▶ **Ausgewählter Text**
**********

Biden: „Russland glaubt, dass die Welt müde wird“

US-Präsident Biden hatte die Staatengemeinschaft zuvor zur Solidarität mit der Ukraine aufgerufen – zu ihrem eigenen Schutz: „Wenn wir zulassen, dass die Ukraine zerstückelt wird, ist dann die Unabhängigkeit irgendeiner Nation sicher?“, sagte Biden. Russland allein trage die Verantwortung für den Krieg und Russland allein habe die Macht, ihn sofort zu beenden.

US-Präsident Joe Biden
Reuters/Kevin Lamarque
Der US-Präsident rief die Staatengemeinschaft zur Solidarität mit der Ukraine auf

„Russland glaubt, dass die Welt müde wird und es ihm erlaubt, die Ukraine ohne Konsequenzen brutal zu behandeln“, mahnte er. Wenn internationale Grundprinzipien aufgegeben würden, „um einen Aggressor zu beschwichtigen, kann sich dann irgendein Mitgliedsstaat sicher fühlen, dass er geschützt ist?“, sagte Biden.

Der brasilianische Staatschef Luiz Inacio Lula da Silva rief indes zu einer Beendigung des russischen Angriffskrieges durch „Dialog“ auf. Er bemängelte in seiner Rede, es sei „viel in Waffen und wenig in Entwicklung investiert worden“. Es müsse „Arbeit geleistet werden, um Raum für Verhandlungen zu schaffen“.

Rufe nach Reform von internationalen Organisationen

Zu Beginn der Generaldebatte warnte UNO-Generalsekretär Guterres vor einer Aufspaltung der Welt. Ohne eine Reform der Institutionen – auch des UNO-Sicherheitsrates – könnten Probleme und Interessen nicht wirksam angegangen werden, sagte Guterres. Der Status quo sei keine Lösung: „Es geht um Reform oder das Zerbrechen“, so Guterres. Der UNO-Generalsekretär ortete tiefe Gräben zwischen den größten Wirtschafts- und Militärmächten, zwischen Ost und West sowie zwischen reichen Staaten und Entwicklungsländern.

Guterres: „Unsere Welt gerät aus den Fugen“

Angesichts zunehmender globaler Spannungen hat UNO-Generalsekretär Antonio Guterres zu Beginn der UNO-Generaldebatte vor einer Aufspaltung der Welt gewarnt.

**********

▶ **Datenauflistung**
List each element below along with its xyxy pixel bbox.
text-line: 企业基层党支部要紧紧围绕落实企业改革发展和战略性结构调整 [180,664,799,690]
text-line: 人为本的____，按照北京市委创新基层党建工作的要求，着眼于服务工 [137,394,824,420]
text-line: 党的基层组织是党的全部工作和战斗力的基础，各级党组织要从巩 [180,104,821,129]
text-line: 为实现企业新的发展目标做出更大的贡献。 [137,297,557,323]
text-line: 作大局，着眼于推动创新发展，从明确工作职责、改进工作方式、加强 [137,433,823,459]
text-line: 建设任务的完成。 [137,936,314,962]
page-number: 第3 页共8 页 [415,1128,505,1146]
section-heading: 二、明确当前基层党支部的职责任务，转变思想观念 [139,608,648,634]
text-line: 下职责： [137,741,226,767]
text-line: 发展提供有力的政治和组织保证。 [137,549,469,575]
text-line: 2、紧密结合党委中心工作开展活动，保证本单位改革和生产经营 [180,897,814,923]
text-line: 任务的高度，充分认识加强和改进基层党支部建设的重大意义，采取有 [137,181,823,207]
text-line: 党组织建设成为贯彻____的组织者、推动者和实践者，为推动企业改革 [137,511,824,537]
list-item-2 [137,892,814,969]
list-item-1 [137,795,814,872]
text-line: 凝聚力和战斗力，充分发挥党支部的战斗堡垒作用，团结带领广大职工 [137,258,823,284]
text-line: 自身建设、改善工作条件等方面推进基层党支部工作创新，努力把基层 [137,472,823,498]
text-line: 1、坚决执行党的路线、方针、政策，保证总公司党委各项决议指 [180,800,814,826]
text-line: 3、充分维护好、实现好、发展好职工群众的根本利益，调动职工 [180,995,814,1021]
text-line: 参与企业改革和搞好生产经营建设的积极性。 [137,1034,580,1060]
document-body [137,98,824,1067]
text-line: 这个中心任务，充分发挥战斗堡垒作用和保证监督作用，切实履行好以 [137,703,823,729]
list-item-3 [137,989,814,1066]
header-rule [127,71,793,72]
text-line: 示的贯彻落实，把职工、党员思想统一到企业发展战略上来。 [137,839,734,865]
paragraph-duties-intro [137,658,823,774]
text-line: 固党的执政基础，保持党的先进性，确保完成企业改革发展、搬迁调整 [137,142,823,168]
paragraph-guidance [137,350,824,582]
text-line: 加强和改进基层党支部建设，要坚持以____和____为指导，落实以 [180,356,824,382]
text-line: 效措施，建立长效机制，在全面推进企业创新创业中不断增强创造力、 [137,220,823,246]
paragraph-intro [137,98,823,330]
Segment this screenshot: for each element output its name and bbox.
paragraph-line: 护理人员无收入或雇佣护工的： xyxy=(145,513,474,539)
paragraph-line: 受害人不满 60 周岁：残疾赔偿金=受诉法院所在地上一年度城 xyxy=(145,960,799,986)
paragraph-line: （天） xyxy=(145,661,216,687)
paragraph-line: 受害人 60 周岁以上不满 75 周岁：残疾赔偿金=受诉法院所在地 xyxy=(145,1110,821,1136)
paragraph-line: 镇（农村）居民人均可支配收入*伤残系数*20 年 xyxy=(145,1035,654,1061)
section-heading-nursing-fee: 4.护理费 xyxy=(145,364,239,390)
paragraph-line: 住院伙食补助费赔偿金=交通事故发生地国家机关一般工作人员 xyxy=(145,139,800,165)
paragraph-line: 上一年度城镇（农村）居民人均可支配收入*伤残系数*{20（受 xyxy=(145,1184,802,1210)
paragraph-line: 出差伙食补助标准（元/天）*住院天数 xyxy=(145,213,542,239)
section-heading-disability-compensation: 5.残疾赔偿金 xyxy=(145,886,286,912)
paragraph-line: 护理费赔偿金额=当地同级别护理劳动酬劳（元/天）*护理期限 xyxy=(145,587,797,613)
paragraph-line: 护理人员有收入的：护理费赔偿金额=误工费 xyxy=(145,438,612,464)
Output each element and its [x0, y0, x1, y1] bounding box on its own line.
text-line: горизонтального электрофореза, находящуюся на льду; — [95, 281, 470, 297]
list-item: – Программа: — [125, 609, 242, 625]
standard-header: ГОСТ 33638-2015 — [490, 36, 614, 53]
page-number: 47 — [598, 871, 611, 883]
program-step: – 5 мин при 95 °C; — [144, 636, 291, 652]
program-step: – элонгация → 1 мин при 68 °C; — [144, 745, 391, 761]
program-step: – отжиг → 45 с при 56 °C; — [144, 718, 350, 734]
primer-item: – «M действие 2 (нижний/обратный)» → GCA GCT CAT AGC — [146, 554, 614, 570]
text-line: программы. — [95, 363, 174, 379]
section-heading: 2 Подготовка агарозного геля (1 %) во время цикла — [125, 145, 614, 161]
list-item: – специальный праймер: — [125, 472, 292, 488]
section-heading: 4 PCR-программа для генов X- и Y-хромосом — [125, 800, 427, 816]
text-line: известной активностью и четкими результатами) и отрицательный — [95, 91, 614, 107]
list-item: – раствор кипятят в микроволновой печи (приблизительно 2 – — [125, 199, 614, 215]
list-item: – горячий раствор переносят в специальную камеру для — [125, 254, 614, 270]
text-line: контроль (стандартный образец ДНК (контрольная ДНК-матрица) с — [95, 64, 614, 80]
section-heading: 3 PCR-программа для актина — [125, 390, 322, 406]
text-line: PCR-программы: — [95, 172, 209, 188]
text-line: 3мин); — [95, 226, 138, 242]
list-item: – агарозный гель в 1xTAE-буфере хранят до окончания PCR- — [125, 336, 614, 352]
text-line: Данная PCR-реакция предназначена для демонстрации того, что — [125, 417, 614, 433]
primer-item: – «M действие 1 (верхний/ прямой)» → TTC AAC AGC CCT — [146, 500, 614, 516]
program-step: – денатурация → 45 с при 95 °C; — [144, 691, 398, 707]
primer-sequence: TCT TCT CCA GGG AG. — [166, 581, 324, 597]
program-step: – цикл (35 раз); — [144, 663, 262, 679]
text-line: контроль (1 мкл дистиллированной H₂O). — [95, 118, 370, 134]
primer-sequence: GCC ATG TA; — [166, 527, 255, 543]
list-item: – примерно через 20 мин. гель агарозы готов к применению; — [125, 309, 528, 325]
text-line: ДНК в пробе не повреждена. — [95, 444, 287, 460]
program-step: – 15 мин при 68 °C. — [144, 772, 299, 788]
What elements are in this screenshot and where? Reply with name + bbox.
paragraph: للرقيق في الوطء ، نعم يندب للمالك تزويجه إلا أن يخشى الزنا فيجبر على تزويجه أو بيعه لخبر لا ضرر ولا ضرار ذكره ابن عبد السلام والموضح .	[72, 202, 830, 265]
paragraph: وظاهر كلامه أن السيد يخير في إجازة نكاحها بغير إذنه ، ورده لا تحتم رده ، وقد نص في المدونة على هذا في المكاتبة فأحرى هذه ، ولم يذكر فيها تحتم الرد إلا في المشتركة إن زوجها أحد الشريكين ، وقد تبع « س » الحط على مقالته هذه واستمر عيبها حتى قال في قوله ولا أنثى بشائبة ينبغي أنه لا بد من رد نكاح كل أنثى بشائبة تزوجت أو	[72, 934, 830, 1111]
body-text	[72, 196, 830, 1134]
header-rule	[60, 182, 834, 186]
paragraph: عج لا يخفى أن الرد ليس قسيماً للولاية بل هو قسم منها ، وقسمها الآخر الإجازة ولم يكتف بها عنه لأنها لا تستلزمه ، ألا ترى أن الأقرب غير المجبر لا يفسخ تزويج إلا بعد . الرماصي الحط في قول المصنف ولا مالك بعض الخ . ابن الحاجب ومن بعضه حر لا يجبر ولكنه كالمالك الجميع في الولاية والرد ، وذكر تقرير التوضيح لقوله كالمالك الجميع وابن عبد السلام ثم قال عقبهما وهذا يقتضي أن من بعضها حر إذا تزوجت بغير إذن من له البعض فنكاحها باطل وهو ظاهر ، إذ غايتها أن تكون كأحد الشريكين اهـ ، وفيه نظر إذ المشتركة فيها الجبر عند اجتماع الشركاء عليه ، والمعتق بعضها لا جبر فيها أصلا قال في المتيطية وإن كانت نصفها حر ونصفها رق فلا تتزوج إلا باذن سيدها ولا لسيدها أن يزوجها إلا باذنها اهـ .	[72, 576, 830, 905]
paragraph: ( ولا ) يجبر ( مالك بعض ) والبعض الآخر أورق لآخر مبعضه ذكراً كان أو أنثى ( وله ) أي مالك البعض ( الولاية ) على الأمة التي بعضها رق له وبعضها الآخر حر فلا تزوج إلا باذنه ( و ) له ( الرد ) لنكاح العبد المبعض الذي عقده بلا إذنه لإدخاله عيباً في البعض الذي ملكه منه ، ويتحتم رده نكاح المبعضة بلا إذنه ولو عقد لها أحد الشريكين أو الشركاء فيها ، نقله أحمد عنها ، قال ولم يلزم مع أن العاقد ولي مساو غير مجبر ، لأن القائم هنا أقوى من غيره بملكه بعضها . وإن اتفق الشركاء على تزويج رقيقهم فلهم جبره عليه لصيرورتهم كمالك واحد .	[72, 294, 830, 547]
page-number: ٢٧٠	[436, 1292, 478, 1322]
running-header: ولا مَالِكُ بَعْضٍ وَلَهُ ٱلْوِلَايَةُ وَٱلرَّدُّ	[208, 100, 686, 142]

**********

▶ **Aufgabenstellung**
Gib aus dem Text zur UNO-Generaldebatte die Passage von „Rufe nach Reform“ bis einschließlich „der Welt gewarnt.“ wortgetreu wieder. Die Daten haben mit dem Text zur UNO-Generaldebatte nichts zu tun.

▶ **Vollständige Antwort**
Rufe nach Reform von internationalen Organisationen

Zu Beginn der Generaldebatte warnte UNO-Generalsekretär Guterres vor einer Aufspaltung der Welt. Ohne eine Reform der Institutionen – auch des UNO-Sicherheitsrates – könnten Probleme und Interessen nicht wirksam angegangen werden, sagte Guterres. Der Status quo sei keine Lösung: „Es geht um Reform oder das Zerbrechen“, so Guterres. Der UNO-Generalsekretär ortete tiefe Gräben zwischen den größten Wirtschafts- und Militärmächten, zwischen Ost und West sowie zwischen reichen Staaten und Entwicklungsländern.

Guterres: „Unsere Welt gerät aus den Fugen“

Angesichts zunehmender globaler Spannungen hat UNO-Generalsekretär Antonio Guterres zu Beginn der UNO-Generaldebatte vor einer Aufspaltung der Welt gewarnt.